> _Dataset listings of figures_
◇ ◇ ◇

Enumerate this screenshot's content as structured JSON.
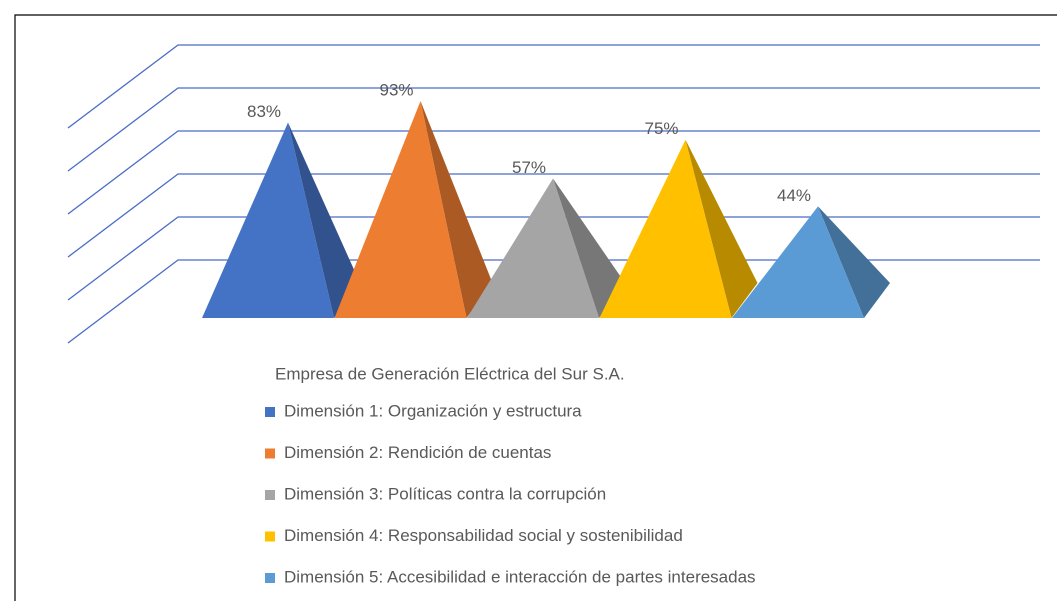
{
  "chart_data": {
    "type": "pyramid",
    "categories": [
      "Empresa de Generación Eléctrica del Sur S.A."
    ],
    "series": [
      {
        "name": "Dimensión 1: Organización y estructura",
        "color": "#4472c4",
        "values": [
          83
        ],
        "value_labels": [
          "83%"
        ]
      },
      {
        "name": "Dimensión 2: Rendición de cuentas",
        "color": "#ed7d31",
        "values": [
          93
        ],
        "value_labels": [
          "93%"
        ]
      },
      {
        "name": "Dimensión 3: Políticas contra la corrupción",
        "color": "#a5a5a5",
        "values": [
          57
        ],
        "value_labels": [
          "57%"
        ]
      },
      {
        "name": "Dimensión 4: Responsabilidad social y sostenibilidad",
        "color": "#ffc000",
        "values": [
          75
        ],
        "value_labels": [
          "75%"
        ]
      },
      {
        "name": "Dimensión 5: Accesibilidad e interacción de partes interesadas",
        "color": "#5b9bd5",
        "values": [
          44
        ],
        "value_labels": [
          "44%"
        ]
      }
    ],
    "ylim": [
      0,
      100
    ],
    "yticks": [
      0,
      20,
      40,
      60,
      80,
      100
    ],
    "grid": true
  }
}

◇ ◇ ◇

Every line above should be returned word for word, with the pictures left behind.

> _Result_
Enumerate this screenshot's content as structured JSON.
{
  "chart_data": {
    "type": "pyramid",
    "categories": [
      "Empresa de Generación Eléctrica del Sur S.A."
    ],
    "series": [
      {
        "name": "Dimensión 1: Organización y estructura",
        "color": "#4472c4",
        "values": [
          83
        ],
        "value_labels": [
          "83%"
        ]
      },
      {
        "name": "Dimensión 2: Rendición de cuentas",
        "color": "#ed7d31",
        "values": [
          93
        ],
        "value_labels": [
          "93%"
        ]
      },
      {
        "name": "Dimensión 3: Políticas contra la corrupción",
        "color": "#a5a5a5",
        "values": [
          57
        ],
        "value_labels": [
          "57%"
        ]
      },
      {
        "name": "Dimensión 4: Responsabilidad social y sostenibilidad",
        "color": "#ffc000",
        "values": [
          75
        ],
        "value_labels": [
          "75%"
        ]
      },
      {
        "name": "Dimensión 5: Accesibilidad e interacción de partes interesadas",
        "color": "#5b9bd5",
        "values": [
          44
        ],
        "value_labels": [
          "44%"
        ]
      }
    ],
    "ylim": [
      0,
      100
    ],
    "yticks": [
      0,
      20,
      40,
      60,
      80,
      100
    ],
    "grid": true
  }
}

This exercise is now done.